→ Dataset excerpts:
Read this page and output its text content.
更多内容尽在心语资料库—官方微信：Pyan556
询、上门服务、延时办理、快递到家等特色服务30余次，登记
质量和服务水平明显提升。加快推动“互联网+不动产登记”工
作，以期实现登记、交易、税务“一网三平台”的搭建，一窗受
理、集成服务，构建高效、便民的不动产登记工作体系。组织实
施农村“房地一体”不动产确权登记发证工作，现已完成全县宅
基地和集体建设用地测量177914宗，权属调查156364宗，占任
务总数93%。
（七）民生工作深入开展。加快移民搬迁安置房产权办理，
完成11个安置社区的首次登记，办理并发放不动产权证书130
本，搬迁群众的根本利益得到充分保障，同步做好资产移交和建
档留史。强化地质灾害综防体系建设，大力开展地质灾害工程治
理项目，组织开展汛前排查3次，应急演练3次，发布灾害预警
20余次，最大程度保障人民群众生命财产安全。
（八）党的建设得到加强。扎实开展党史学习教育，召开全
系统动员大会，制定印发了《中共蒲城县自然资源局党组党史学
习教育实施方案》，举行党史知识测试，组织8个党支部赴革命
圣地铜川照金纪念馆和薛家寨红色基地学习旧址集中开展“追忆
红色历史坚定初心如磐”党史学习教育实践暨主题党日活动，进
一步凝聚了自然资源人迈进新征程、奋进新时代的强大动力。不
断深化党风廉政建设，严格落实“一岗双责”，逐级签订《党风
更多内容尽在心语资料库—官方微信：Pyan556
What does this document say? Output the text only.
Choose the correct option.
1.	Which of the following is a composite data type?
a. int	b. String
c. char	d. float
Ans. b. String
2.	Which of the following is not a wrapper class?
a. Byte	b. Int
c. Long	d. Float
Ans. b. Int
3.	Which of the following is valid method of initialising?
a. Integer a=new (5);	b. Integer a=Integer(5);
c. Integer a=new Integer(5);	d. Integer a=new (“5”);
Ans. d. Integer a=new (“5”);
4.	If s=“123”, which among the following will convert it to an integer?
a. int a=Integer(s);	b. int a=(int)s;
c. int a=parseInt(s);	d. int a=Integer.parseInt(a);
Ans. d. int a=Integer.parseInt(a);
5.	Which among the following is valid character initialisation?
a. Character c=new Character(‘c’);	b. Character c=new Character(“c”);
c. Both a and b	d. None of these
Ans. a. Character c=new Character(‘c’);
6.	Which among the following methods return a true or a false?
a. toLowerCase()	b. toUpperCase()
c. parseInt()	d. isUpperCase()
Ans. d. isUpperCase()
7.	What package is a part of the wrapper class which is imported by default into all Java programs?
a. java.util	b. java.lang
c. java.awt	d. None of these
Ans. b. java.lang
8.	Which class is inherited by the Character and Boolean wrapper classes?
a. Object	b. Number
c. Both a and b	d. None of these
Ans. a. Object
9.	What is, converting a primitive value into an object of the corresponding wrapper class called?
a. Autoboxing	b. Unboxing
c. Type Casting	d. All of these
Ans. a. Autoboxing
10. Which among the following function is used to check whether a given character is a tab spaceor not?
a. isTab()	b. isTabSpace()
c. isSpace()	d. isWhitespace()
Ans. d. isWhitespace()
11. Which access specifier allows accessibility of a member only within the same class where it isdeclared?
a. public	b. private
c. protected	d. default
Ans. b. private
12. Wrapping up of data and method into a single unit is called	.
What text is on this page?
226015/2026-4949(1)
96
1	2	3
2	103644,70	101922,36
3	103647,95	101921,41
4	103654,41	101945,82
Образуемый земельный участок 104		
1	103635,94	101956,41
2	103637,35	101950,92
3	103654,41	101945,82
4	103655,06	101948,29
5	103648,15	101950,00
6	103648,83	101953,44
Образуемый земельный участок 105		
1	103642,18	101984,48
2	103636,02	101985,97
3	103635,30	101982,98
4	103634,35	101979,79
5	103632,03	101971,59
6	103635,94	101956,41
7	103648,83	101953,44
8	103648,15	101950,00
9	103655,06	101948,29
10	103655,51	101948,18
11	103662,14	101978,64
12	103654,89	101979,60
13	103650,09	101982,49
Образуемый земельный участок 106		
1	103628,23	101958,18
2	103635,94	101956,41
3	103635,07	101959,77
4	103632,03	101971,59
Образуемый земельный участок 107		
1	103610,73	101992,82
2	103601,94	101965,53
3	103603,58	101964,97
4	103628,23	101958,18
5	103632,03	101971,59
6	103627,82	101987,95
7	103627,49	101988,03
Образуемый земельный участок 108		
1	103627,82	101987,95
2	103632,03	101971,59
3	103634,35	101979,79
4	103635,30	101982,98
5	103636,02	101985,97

→ The problem: Write the entries again, exactly as they stand.

→ Output below:
Read this page and output its text content.
更多内容尽在心语资料库—官方微信：Pyan556
询、上门服务、延时办理、快递到家等特色服务30余次，登记
质量和服务水平明显提升。加快推动“互联网+不动产登记”工
作，以期实现登记、交易、税务“一网三平台”的搭建，一窗受
理、集成服务，构建高效、便民的不动产登记工作体系。组织实
施农村“房地一体”不动产确权登记发证工作，现已完成全县宅
基地和集体建设用地测量177914宗，权属调查156364宗，占任
务总数93%。
（七）民生工作深入开展。加快移民搬迁安置房产权办理，
完成11个安置社区的首次登记，办理并发放不动产权证书130
本，搬迁群众的根本利益得到充分保障，同步做好资产移交和建
档留史。强化地质灾害综防体系建设，大力开展地质灾害工程治
理项目，组织开展汛前排查3次，应急演练3次，发布灾害预警
20余次，最大程度保障人民群众生命财产安全。
（八）党的建设得到加强。扎实开展党史学习教育，召开全
系统动员大会，制定印发了《中共蒲城县自然资源局党组党史学
习教育实施方案》，举行党史知识测试，组织8个党支部赴革命
圣地铜川照金纪念馆和薛家寨红色基地学习旧址集中开展“追忆
红色历史坚定初心如磐”党史学习教育实践暨主题党日活动，进
一步凝聚了自然资源人迈进新征程、奋进新时代的强大动力。不
断深化党风廉政建设，严格落实“一岗双责”，逐级签订《党风
更多内容尽在心语资料库—官方微信：Pyan556
What does this document say? Output the text only.
Choose the correct option.
1.	Which of the following is a composite data type?
a. int	b. String
c. char	d. float
Ans. b. String
2.	Which of the following is not a wrapper class?
a. Byte	b. Int
c. Long	d. Float
Ans. b. Int
3.	Which of the following is valid method of initialising?
a. Integer a=new (5);	b. Integer a=Integer(5);
c. Integer a=new Integer(5);	d. Integer a=new (“5”);
Ans. d. Integer a=new (“5”);
4.	If s=“123”, which among the following will convert it to an integer?
a. int a=Integer(s);	b. int a=(int)s;
c. int a=parseInt(s);	d. int a=Integer.parseInt(a);
Ans. d. int a=Integer.parseInt(a);
5.	Which among the following is valid character initialisation?
a. Character c=new Character(‘c’);	b. Character c=new Character(“c”);
c. Both a and b	d. None of these
Ans. a. Character c=new Character(‘c’);
6.	Which among the following methods return a true or a false?
a. toLowerCase()	b. toUpperCase()
c. parseInt()	d. isUpperCase()
Ans. d. isUpperCase()
7.	What package is a part of the wrapper class which is imported by default into all Java programs?
a. java.util	b. java.lang
c. java.awt	d. None of these
Ans. b. java.lang
8.	Which class is inherited by the Character and Boolean wrapper classes?
a. Object	b. Number
c. Both a and b	d. None of these
Ans. a. Object
9.	What is, converting a primitive value into an object of the corresponding wrapper class called?
a. Autoboxing	b. Unboxing
c. Type Casting	d. All of these
Ans. a. Autoboxing
10. Which among the following function is used to check whether a given character is a tab spaceor not?
a. isTab()	b. isTabSpace()
c. isSpace()	d. isWhitespace()
Ans. d. isWhitespace()
11. Which access specifier allows accessibility of a member only within the same class where it isdeclared?
a. public	b. private
c. protected	d. default
Ans. b. private
12. Wrapping up of data and method into a single unit is called	.
What text is on this page?
226015/2026-4949(1)
96
1	2	3
2	103644,70	101922,36
3	103647,95	101921,41
4	103654,41	101945,82
Образуемый земельный участок 104		
1	103635,94	101956,41
2	103637,35	101950,92
3	103654,41	101945,82
4	103655,06	101948,29
5	103648,15	101950,00
6	103648,83	101953,44
Образуемый земельный участок 105		
1	103642,18	101984,48
2	103636,02	101985,97
3	103635,30	101982,98
4	103634,35	101979,79
5	103632,03	101971,59
6	103635,94	101956,41
7	103648,83	101953,44
8	103648,15	101950,00
9	103655,06	101948,29
10	103655,51	101948,18
11	103662,14	101978,64
12	103654,89	101979,60
13	103650,09	101982,49
Образуемый земельный участок 106		
1	103628,23	101958,18
2	103635,94	101956,41
3	103635,07	101959,77
4	103632,03	101971,59
Образуемый земельный участок 107		
1	103610,73	101992,82
2	103601,94	101965,53
3	103603,58	101964,97
4	103628,23	101958,18
5	103632,03	101971,59
6	103627,82	101987,95
7	103627,49	101988,03
Образуемый земельный участок 108		
1	103627,82	101987,95
2	103632,03	101971,59
3	103634,35	101979,79
4	103635,30	101982,98
5	103636,02	101985,97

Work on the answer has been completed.